## begin RECORD SET

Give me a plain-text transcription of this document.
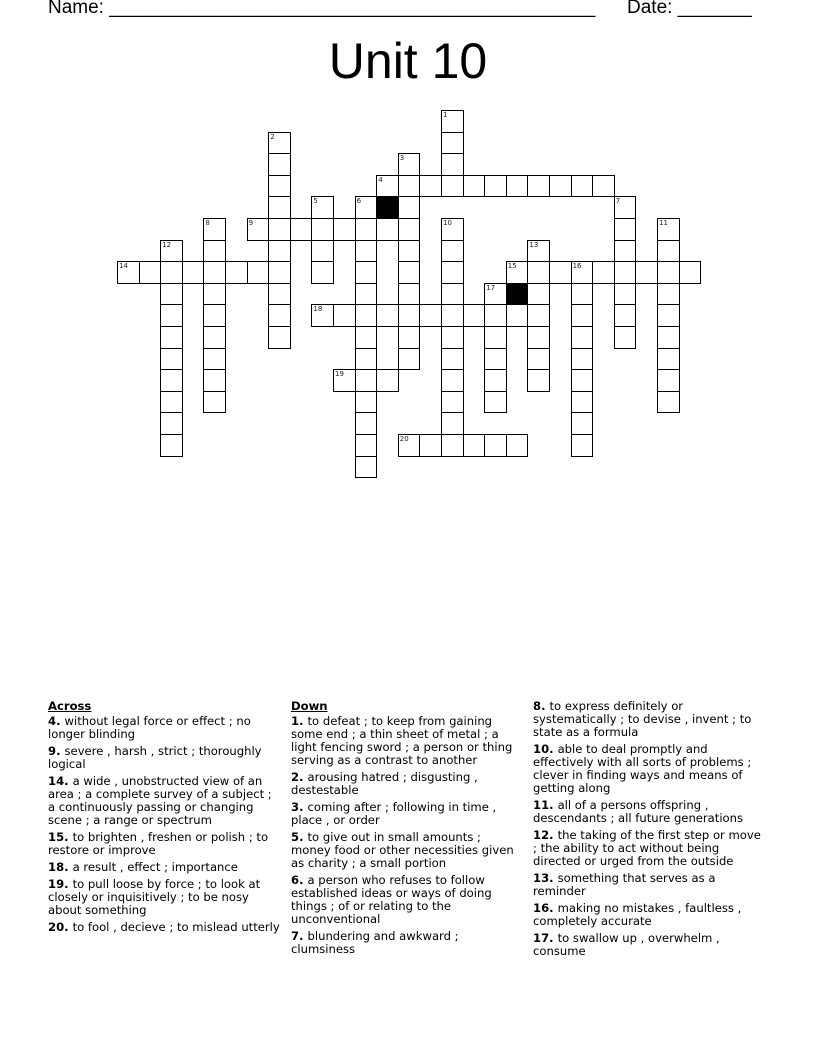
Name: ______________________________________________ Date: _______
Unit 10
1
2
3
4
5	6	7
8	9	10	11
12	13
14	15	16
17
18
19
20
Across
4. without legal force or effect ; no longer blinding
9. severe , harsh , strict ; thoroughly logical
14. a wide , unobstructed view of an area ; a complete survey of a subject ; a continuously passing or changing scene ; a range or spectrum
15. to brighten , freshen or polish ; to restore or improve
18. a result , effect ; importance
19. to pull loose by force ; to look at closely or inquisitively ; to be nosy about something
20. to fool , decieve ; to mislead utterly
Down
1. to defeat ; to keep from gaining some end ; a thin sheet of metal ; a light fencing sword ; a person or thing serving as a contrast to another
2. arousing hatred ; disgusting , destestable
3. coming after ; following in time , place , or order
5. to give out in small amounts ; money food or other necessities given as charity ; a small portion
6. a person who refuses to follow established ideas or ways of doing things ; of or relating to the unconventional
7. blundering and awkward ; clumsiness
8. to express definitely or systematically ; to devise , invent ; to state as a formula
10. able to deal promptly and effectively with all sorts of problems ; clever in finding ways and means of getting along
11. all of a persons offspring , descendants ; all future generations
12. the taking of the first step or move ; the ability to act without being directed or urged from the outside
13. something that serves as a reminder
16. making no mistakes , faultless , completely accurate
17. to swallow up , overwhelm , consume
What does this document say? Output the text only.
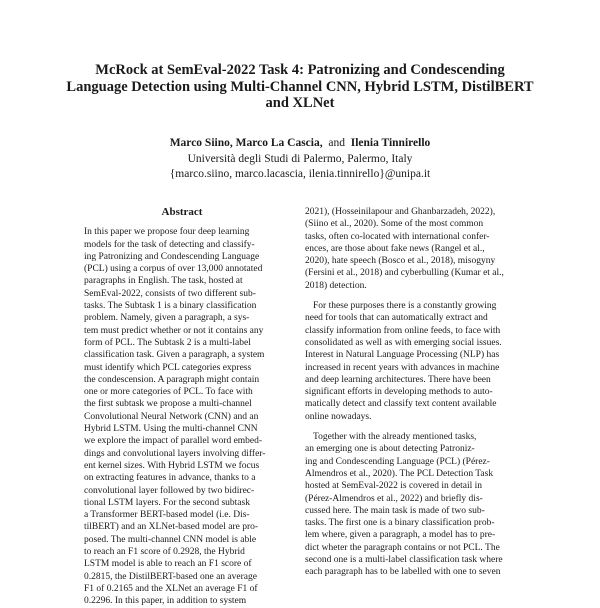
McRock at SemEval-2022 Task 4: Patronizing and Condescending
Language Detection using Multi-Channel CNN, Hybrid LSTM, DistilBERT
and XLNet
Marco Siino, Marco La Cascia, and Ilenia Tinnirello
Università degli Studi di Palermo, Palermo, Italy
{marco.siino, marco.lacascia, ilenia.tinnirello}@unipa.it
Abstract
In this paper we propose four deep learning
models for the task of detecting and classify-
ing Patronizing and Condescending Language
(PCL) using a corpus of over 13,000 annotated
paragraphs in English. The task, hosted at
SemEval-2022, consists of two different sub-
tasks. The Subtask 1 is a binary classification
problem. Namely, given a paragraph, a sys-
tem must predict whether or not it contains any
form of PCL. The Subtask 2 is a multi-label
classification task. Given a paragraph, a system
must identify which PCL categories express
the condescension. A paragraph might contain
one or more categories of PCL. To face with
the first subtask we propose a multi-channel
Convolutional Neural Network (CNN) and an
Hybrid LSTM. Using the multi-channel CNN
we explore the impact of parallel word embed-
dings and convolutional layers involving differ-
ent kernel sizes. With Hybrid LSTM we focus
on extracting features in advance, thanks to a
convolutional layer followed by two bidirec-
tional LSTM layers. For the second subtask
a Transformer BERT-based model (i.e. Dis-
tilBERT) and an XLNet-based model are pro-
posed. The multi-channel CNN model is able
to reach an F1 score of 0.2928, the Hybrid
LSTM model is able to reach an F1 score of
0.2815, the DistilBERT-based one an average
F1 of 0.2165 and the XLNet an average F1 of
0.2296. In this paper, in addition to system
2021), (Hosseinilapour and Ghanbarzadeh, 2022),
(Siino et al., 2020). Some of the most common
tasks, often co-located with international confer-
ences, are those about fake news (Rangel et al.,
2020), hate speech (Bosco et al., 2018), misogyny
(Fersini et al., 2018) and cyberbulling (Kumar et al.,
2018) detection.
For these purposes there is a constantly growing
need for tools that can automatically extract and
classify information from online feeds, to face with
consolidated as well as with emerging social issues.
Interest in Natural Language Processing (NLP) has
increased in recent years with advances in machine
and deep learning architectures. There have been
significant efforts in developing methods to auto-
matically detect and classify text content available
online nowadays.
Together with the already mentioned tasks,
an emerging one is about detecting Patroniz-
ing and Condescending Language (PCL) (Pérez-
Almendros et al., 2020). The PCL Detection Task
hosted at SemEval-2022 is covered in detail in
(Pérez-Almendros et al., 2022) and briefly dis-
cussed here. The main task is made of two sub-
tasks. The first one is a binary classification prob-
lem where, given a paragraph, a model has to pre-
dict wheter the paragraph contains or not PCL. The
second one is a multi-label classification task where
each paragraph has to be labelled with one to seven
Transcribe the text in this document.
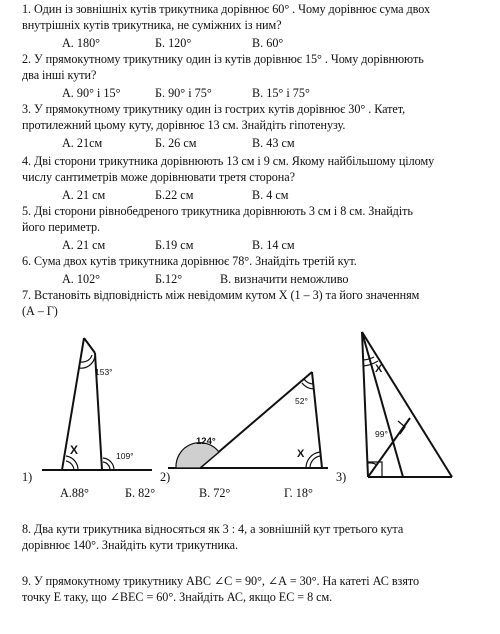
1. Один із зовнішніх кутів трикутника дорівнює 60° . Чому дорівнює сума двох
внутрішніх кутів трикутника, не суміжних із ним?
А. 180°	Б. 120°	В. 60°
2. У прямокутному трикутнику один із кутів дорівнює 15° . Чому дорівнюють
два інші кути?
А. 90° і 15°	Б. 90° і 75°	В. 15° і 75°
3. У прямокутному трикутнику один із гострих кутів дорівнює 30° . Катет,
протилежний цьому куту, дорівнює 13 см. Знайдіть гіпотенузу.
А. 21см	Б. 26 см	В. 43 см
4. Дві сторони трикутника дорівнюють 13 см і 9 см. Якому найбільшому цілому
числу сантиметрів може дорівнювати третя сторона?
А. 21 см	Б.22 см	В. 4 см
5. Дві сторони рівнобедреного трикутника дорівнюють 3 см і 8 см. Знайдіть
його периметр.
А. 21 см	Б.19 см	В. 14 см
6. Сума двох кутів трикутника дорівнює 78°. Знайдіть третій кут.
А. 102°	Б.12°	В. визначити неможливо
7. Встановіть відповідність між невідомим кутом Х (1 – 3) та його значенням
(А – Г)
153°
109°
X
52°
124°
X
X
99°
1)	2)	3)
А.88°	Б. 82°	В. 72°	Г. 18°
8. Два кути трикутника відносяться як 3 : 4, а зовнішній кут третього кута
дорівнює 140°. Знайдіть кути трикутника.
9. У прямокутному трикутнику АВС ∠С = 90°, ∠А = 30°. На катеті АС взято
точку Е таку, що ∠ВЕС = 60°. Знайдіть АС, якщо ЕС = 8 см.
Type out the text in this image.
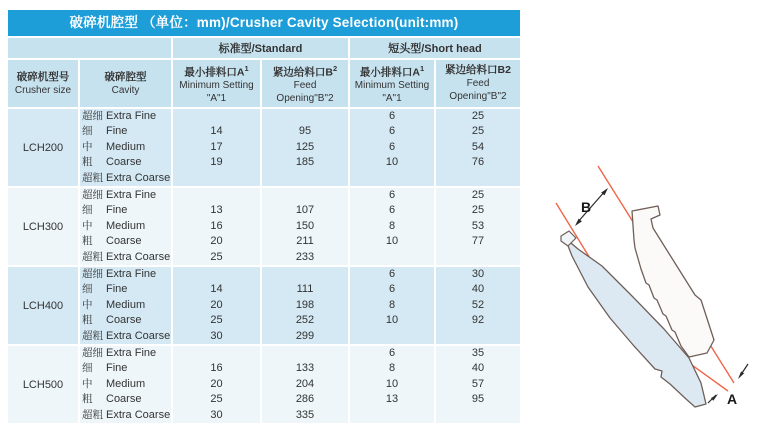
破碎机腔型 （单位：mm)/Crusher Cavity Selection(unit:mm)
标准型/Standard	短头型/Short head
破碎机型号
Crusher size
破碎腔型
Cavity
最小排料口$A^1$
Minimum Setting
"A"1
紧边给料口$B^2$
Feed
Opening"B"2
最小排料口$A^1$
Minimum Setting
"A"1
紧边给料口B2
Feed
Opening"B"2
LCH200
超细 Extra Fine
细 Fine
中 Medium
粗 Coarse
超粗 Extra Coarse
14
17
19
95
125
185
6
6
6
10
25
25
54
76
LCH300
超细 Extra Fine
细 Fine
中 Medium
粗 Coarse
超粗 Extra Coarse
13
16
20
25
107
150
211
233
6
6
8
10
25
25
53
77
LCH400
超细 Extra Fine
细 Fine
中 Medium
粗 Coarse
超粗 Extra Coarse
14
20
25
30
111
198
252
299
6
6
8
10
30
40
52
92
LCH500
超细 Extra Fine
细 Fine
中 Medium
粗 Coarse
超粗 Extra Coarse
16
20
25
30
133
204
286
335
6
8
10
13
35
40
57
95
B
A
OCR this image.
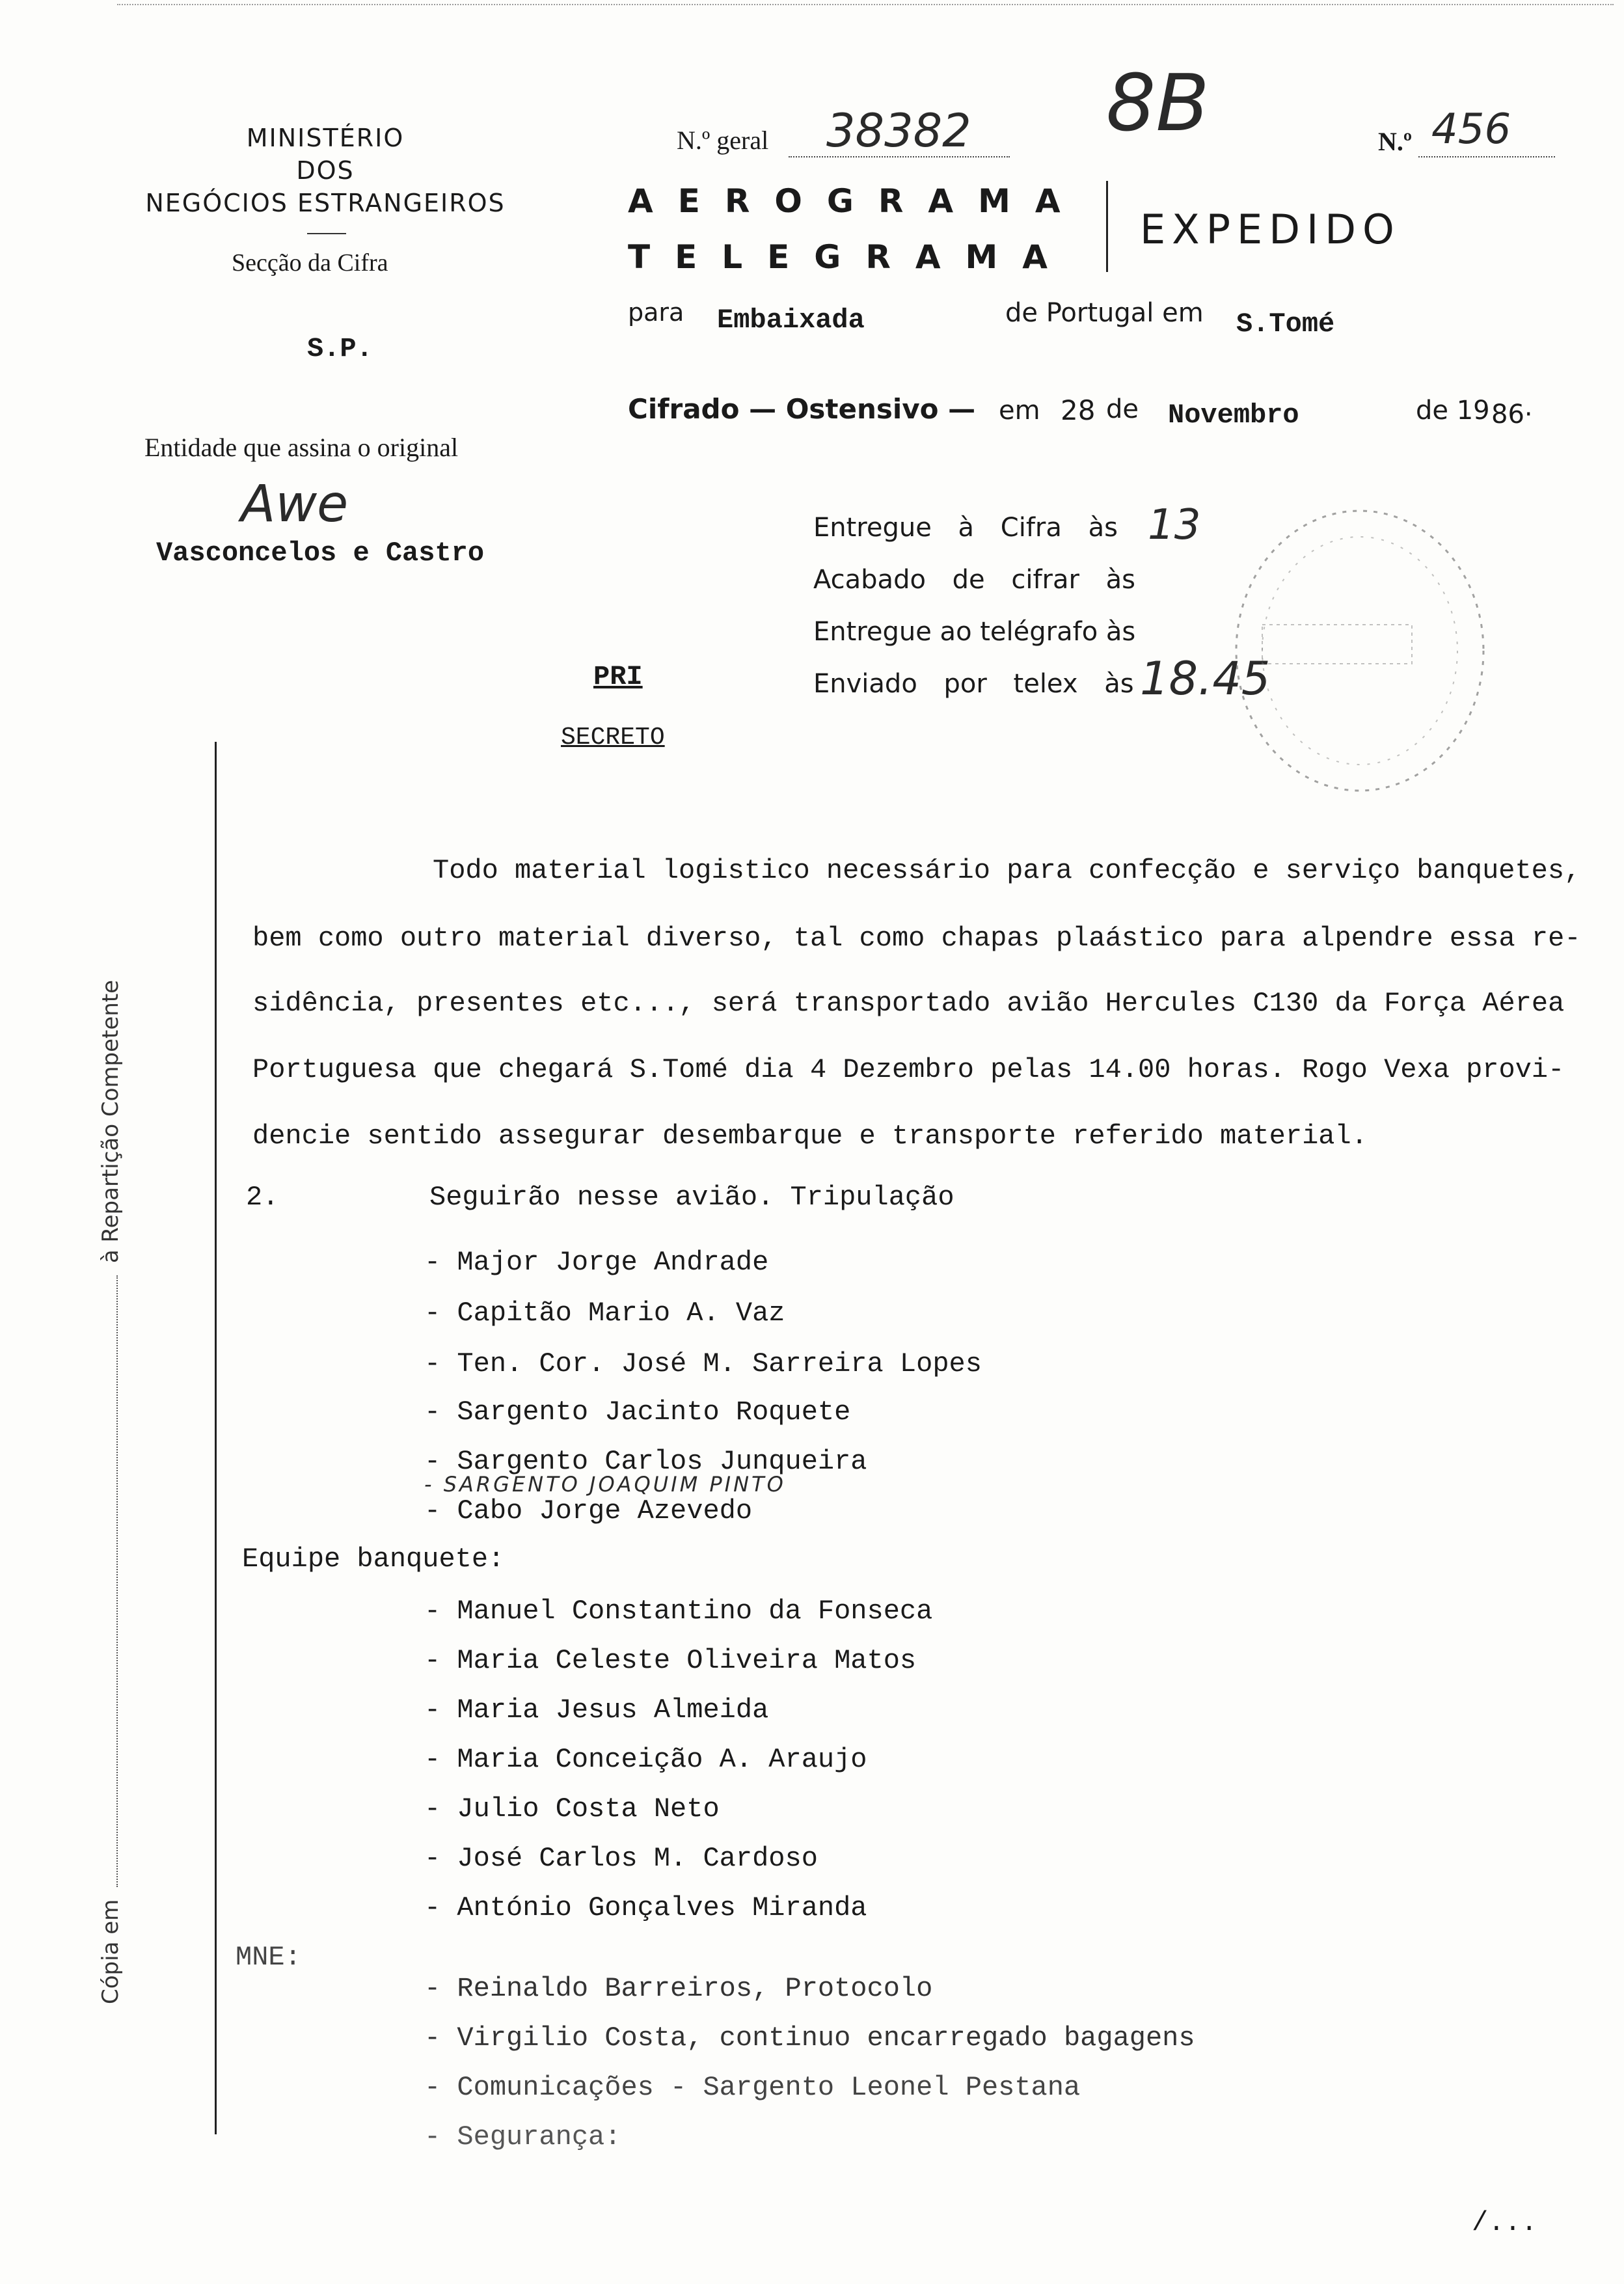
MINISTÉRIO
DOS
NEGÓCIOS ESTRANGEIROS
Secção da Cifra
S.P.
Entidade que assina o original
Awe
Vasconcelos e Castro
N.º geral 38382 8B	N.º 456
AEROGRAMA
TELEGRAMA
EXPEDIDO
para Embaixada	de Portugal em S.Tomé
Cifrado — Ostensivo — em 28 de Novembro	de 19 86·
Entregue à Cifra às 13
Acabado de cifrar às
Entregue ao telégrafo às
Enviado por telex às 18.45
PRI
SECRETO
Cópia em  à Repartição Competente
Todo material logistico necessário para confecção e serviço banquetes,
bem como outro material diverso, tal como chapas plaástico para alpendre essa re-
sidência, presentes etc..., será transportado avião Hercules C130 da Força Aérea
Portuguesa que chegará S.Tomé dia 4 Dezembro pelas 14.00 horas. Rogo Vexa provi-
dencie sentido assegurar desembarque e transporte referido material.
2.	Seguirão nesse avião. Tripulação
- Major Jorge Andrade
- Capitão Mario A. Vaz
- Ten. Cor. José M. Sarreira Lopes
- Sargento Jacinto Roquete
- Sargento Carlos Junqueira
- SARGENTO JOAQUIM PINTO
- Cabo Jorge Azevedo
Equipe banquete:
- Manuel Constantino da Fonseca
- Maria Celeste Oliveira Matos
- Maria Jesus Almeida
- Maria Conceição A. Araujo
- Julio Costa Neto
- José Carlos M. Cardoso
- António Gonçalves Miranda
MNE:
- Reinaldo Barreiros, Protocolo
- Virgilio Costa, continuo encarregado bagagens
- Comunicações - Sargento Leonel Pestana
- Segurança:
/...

## end RECORD SET

Which lines contain the word "кути"? Copy each one.

▶ [OUTPUT OF THE EXERCISE]
два інші кути?
8. Два кути трикутника відносяться як 3 : 4, а зовнішній кут третього кута
дорівнює 140°. Знайдіть кути трикутника.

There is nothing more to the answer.